Supplied material:
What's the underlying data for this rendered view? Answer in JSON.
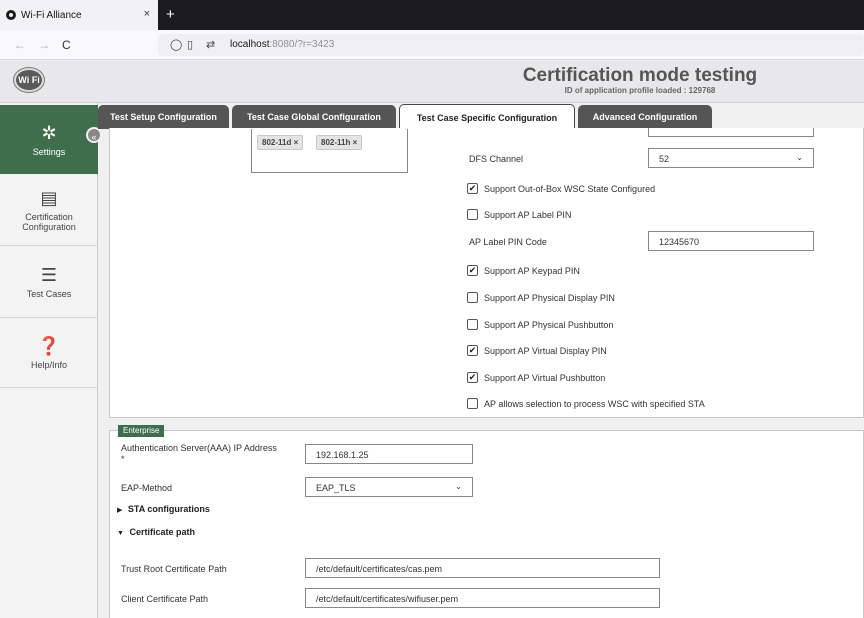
{
  "browser": {
    "tab_title": "Wi-Fi Alliance",
    "tab_close": "×",
    "new_tab": "+",
    "back": "←",
    "forward": "→",
    "reload": "C",
    "url_host": "localhost",
    "url_path": ":8080/?r=3423"
  },
  "header": {
    "logo_text": "Wi Fi",
    "title": "Certification mode testing",
    "subtitle": "ID of application profile loaded : 129768"
  },
  "sidebar": {
    "items": [
      {
        "label": "Settings",
        "icon": "gear-icon"
      },
      {
        "label": "Certification Configuration",
        "icon": "id-card-icon"
      },
      {
        "label": "Test Cases",
        "icon": "list-icon"
      },
      {
        "label": "Help/Info",
        "icon": "question-icon"
      }
    ],
    "collapse_glyph": "«"
  },
  "tabs": [
    {
      "label": "Test Setup Configuration",
      "active": false
    },
    {
      "label": "Test Case Global Configuration",
      "active": false
    },
    {
      "label": "Test Case Specific Configuration",
      "active": true
    },
    {
      "label": "Advanced Configuration",
      "active": false
    }
  ],
  "bands": [
    "802-11d ×",
    "802-11h ×"
  ],
  "dfs": {
    "label": "DFS Channel",
    "value": "52"
  },
  "checkboxes": [
    {
      "label": "Support Out-of-Box WSC State Configured",
      "checked": true
    },
    {
      "label": "Support AP Label PIN",
      "checked": false
    },
    {
      "label": "Support AP Keypad PIN",
      "checked": true
    },
    {
      "label": "Support AP Physical Display PIN",
      "checked": false
    },
    {
      "label": "Support AP Physical Pushbutton",
      "checked": false
    },
    {
      "label": "Support AP Virtual Display PIN",
      "checked": true
    },
    {
      "label": "Support AP Virtual Pushbutton",
      "checked": true
    },
    {
      "label": "AP allows selection to process WSC with specified STA",
      "checked": false
    }
  ],
  "ap_label_pin": {
    "label": "AP Label PIN Code",
    "value": "12345670"
  },
  "enterprise": {
    "legend": "Enterprise",
    "aaa_label": "Authentication Server(AAA) IP Address",
    "aaa_required": "*",
    "aaa_value": "192.168.1.25",
    "eap_label": "EAP-Method",
    "eap_value": "EAP_TLS",
    "sta_section": "STA configurations",
    "cert_section": "Certificate path",
    "trust_label": "Trust Root Certificate Path",
    "trust_value": "/etc/default/certificates/cas.pem",
    "client_label": "Client Certificate Path",
    "client_value": "/etc/default/certificates/wifiuser.pem"
  },
  "colors": {
    "accent": "#3f6e4c",
    "tab_dark": "#555555"
  }
}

What is expected:
Copy all of the entries verbatim, leaving out any pictures they contain.

In response:
What's the underlying data for this rendered view? Answer in JSON.
{
  "browser": {
    "tab_title": "Wi-Fi Alliance",
    "tab_close": "×",
    "new_tab": "+",
    "back": "←",
    "forward": "→",
    "reload": "C",
    "url_host": "localhost",
    "url_path": ":8080/?r=3423"
  },
  "header": {
    "logo_text": "Wi Fi",
    "title": "Certification mode testing",
    "subtitle": "ID of application profile loaded : 129768"
  },
  "sidebar": {
    "items": [
      {
        "label": "Settings",
        "icon": "gear-icon"
      },
      {
        "label": "Certification Configuration",
        "icon": "id-card-icon"
      },
      {
        "label": "Test Cases",
        "icon": "list-icon"
      },
      {
        "label": "Help/Info",
        "icon": "question-icon"
      }
    ],
    "collapse_glyph": "«"
  },
  "tabs": [
    {
      "label": "Test Setup Configuration",
      "active": false
    },
    {
      "label": "Test Case Global Configuration",
      "active": false
    },
    {
      "label": "Test Case Specific Configuration",
      "active": true
    },
    {
      "label": "Advanced Configuration",
      "active": false
    }
  ],
  "bands": [
    "802-11d ×",
    "802-11h ×"
  ],
  "dfs": {
    "label": "DFS Channel",
    "value": "52"
  },
  "checkboxes": [
    {
      "label": "Support Out-of-Box WSC State Configured",
      "checked": true
    },
    {
      "label": "Support AP Label PIN",
      "checked": false
    },
    {
      "label": "Support AP Keypad PIN",
      "checked": true
    },
    {
      "label": "Support AP Physical Display PIN",
      "checked": false
    },
    {
      "label": "Support AP Physical Pushbutton",
      "checked": false
    },
    {
      "label": "Support AP Virtual Display PIN",
      "checked": true
    },
    {
      "label": "Support AP Virtual Pushbutton",
      "checked": true
    },
    {
      "label": "AP allows selection to process WSC with specified STA",
      "checked": false
    }
  ],
  "ap_label_pin": {
    "label": "AP Label PIN Code",
    "value": "12345670"
  },
  "enterprise": {
    "legend": "Enterprise",
    "aaa_label": "Authentication Server(AAA) IP Address",
    "aaa_required": "*",
    "aaa_value": "192.168.1.25",
    "eap_label": "EAP-Method",
    "eap_value": "EAP_TLS",
    "sta_section": "STA configurations",
    "cert_section": "Certificate path",
    "trust_label": "Trust Root Certificate Path",
    "trust_value": "/etc/default/certificates/cas.pem",
    "client_label": "Client Certificate Path",
    "client_value": "/etc/default/certificates/wifiuser.pem"
  },
  "colors": {
    "accent": "#3f6e4c",
    "tab_dark": "#555555"
  }
}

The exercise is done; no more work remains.